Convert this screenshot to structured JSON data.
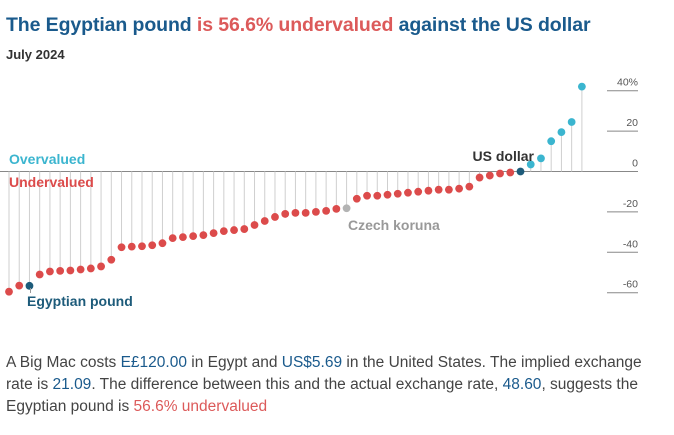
{
  "header": {
    "title_pre": "The Egyptian pound ",
    "title_highlight": "is 56.6% undervalued",
    "title_post": " against the US dollar",
    "subtitle": "July 2024"
  },
  "colors": {
    "overvalued": "#3bb5cf",
    "undervalued": "#dc4b4b",
    "highlight_dark": "#1d5b7a",
    "reference": "#b3b3b3",
    "stem": "#cfcfcf",
    "title": "#1a5a8c",
    "red_text": "#dc5a5a"
  },
  "chart_data": {
    "type": "scatter",
    "title": "The Egyptian pound is 56.6% undervalued against the US dollar",
    "subtitle": "July 2024",
    "xlabel": "",
    "ylabel": "",
    "ylim": [
      -62,
      42
    ],
    "yticks": [
      40,
      20,
      0,
      -20,
      -40,
      -60
    ],
    "ytick_labels": [
      "40%",
      "20",
      "0",
      "-20",
      "-40",
      "-60"
    ],
    "legend": {
      "overvalued_label": "Overvalued",
      "undervalued_label": "Undervalued"
    },
    "annotations": {
      "us_dollar": "US dollar",
      "czech_koruna": "Czech koruna",
      "egyptian_pound": "Egyptian pound"
    },
    "grid": false,
    "values": [
      -59.5,
      -56.5,
      -56.6,
      -51,
      -49.5,
      -49.2,
      -49,
      -48.5,
      -48,
      -47,
      -43.7,
      -37.5,
      -37.2,
      -37,
      -36.5,
      -35.5,
      -33,
      -32.5,
      -32,
      -31.5,
      -30.5,
      -29.5,
      -29,
      -28.5,
      -26.5,
      -24.5,
      -22.5,
      -21,
      -20.5,
      -20.5,
      -20,
      -19.5,
      -18.5,
      -18.2,
      -13.5,
      -12,
      -12,
      -11.5,
      -11,
      -10.5,
      -10,
      -9.5,
      -9,
      -9,
      -8.5,
      -7.5,
      -3,
      -2,
      -1,
      -0.5,
      0,
      3.5,
      6.5,
      15,
      19.5,
      24.5,
      42
    ],
    "highlights": [
      {
        "index": 2,
        "name": "Egyptian pound",
        "value": -56.6
      },
      {
        "index": 33,
        "name": "Czech koruna",
        "value": -18.2
      },
      {
        "index": 50,
        "name": "US dollar",
        "value": 0
      }
    ]
  },
  "caption": {
    "p1": "A Big Mac costs ",
    "price_egypt": "E£120.00",
    "p2": " in Egypt and ",
    "price_us": "US$5.69",
    "p3": " in the United States. The implied exchange rate is ",
    "implied_rate": "21.09",
    "p4": ". The difference between this and the actual exchange rate, ",
    "actual_rate": "48.60",
    "p5": ", suggests the Egyptian pound is ",
    "undervalued_pct": "56.6% undervalued"
  }
}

= = = = =

Exercise aim :: Above are entries; state the number of lines among them that contain "exchange", and nothing else.

Task result :: 2